- [Instructions for the task] Copy out the ticket-sizing text from "The other example" down to "would be a 1).", swapping "DataDog" for "Grafana" everywhere it appears.
Study text START
No no, you aren't missing something, it is definitely always better to know what you want. 4s shouldn't be used much outside of bugs and spikes. The critical part here is the word "exactly." Take a bug for example. The ticket would be something like "Fix blank page error" becuase we obviously know the gist of what's going on, but we really don't know much so it's a broad goal of "fix it." So, that would be a 4.
Now, after investigating, maybe it turns out the data was malformed, so there are two options: make a new ticket or just complete the main bug ticket. If you make a new ticket, it would be a 2: "Gracefully handle data when it is malformed." We know exactly what we want to do, but still not how to do it. We usually just solve the bug in the same ticket to keep the board a little cleaner, but if the solution turns out to be multiple steps, then we would make new 1 and 2 tickets.
The other example is a spike ticket, which is researched based. Those are usually questions like "Can we set up a DataDog monitor on our legacy project?" Which are by definition vague as well. In fact, while researching the spike, we might find out that DataDog can't work, but turns out NewRelic will. So a new ticket is created after the spike: "Setup new Relic with legacy project," which would be a 2. Becuase we know exactly what we want, but again, not how to do it. (if we did know how to do it, then it would be a 1).
4's are not super common, in fact they're pretty much only for Spikes, Bugs, or vague client requests that are on a deadline. You should not have a lot of 4s on your board, in fibonacci a parallel would be that you have a bunch of 13s; clearly things are not being maintained and communicated well enough.
Study text END
Data extracts START
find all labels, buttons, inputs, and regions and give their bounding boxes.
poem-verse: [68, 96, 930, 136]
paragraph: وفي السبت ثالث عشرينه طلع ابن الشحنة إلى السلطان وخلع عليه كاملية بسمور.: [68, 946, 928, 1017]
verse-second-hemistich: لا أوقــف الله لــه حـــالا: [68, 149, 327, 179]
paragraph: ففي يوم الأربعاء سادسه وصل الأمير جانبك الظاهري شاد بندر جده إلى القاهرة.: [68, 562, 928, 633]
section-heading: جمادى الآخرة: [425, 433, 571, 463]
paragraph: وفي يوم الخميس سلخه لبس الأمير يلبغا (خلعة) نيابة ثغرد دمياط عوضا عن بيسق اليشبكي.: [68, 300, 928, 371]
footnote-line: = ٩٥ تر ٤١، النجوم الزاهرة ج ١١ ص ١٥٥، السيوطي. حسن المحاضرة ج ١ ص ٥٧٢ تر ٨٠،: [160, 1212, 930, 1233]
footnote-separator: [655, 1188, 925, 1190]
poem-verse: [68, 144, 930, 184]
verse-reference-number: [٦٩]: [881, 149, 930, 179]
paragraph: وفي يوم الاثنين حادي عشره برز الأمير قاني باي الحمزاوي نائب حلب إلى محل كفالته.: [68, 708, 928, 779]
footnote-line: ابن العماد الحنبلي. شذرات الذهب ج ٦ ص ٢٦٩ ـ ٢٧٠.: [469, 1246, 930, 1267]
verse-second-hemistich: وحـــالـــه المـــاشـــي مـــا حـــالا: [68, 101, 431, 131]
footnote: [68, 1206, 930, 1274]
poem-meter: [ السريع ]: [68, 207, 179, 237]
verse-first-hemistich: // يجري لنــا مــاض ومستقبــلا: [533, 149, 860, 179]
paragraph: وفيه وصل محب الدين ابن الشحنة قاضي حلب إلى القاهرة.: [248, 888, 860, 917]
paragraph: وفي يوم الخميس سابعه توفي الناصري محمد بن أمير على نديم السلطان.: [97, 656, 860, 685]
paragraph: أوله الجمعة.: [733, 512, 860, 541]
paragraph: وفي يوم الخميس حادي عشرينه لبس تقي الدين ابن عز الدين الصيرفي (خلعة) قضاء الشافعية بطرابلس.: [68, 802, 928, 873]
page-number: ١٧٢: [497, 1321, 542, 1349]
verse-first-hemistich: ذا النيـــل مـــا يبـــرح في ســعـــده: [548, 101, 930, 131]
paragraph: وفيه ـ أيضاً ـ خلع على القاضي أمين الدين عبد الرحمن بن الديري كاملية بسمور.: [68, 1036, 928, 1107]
Data extracts END
- [Task answer]
The other example is a spike ticket, which is researched based. Those are usually questions like "Can we set up a Grafana monitor on our legacy project?" Which are by definition vague as well. In fact, while researching the spike, we might find out that Grafana can't work, but turns out NewRelic will. So a new ticket is created after the spike: "Setup new Relic with legacy project," which would be a 2. Becuase we know exactly what we want, but again, not how to do it. (if we did know how to do it, then it would be a 1).